Entries from a visual dataset:
_ _ _ _ _

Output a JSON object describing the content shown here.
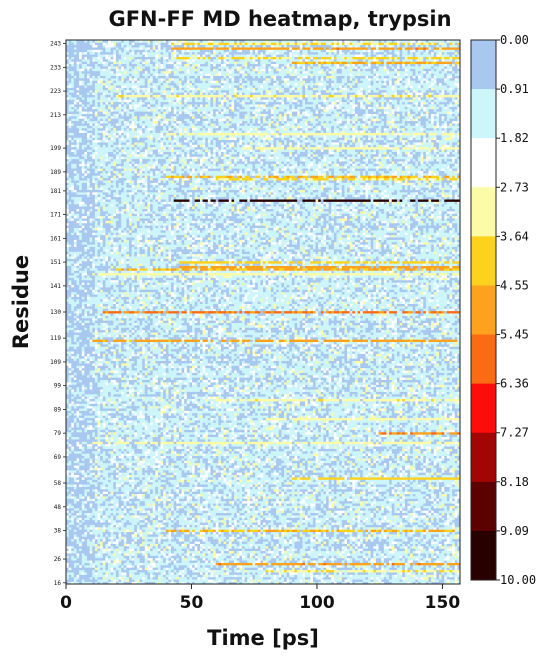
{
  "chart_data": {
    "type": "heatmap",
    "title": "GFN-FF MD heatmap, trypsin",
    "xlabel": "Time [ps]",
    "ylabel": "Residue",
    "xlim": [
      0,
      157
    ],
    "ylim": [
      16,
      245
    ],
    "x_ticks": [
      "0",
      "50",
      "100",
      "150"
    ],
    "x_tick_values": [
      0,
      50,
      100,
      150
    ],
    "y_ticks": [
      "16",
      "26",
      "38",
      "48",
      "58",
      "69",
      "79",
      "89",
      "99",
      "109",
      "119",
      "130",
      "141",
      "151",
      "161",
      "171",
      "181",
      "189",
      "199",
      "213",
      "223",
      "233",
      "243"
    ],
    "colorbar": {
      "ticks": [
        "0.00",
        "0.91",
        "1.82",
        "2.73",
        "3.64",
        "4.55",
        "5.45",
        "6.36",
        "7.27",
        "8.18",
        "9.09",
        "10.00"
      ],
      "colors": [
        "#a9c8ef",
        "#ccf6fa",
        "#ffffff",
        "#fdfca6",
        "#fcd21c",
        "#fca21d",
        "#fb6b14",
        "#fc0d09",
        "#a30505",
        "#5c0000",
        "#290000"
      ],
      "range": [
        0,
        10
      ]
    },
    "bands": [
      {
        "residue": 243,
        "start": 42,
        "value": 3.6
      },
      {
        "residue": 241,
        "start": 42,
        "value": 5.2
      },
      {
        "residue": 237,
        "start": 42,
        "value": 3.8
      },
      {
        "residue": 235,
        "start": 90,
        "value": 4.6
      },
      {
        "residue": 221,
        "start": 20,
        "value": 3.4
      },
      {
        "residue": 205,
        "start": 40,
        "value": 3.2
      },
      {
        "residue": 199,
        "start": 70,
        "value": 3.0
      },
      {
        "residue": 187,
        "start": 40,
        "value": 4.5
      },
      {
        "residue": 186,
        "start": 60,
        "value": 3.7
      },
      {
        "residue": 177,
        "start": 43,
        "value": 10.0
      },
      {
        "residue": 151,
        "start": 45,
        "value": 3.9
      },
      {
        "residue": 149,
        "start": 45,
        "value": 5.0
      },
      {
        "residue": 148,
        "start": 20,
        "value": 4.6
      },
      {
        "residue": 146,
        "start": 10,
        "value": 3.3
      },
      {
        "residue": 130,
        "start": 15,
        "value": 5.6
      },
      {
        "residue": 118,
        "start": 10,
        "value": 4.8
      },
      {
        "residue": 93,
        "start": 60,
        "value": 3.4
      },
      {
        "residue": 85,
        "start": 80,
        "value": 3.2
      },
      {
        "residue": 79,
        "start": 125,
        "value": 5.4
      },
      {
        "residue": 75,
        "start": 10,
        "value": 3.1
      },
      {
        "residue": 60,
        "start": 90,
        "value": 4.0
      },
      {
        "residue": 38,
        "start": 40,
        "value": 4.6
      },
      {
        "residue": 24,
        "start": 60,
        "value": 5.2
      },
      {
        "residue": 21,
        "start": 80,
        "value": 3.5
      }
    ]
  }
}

_ _ _ _ _

TASK
Give only the number of lines in the listing above that include the string "heatmap".

ANSWER TO THIS PROBLEM
2